━━━ Records for the task ━━━

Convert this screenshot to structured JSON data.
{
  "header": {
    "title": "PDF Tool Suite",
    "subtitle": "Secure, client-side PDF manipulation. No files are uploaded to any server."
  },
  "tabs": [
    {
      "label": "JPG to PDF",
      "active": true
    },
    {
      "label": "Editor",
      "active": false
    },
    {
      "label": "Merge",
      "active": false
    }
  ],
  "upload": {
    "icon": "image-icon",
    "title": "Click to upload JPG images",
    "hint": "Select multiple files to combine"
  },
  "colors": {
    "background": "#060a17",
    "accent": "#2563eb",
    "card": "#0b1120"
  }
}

━━━

> **Task statement**
Reproduce the data in full, exactly as presented.

> **Result of this task**
Convert this screenshot to structured JSON data.
{
  "header": {
    "title": "PDF Tool Suite",
    "subtitle": "Secure, client-side PDF manipulation. No files are uploaded to any server."
  },
  "tabs": [
    {
      "label": "JPG to PDF",
      "active": true
    },
    {
      "label": "Editor",
      "active": false
    },
    {
      "label": "Merge",
      "active": false
    }
  ],
  "upload": {
    "icon": "image-icon",
    "title": "Click to upload JPG images",
    "hint": "Select multiple files to combine"
  },
  "colors": {
    "background": "#060a17",
    "accent": "#2563eb",
    "card": "#0b1120"
  }
}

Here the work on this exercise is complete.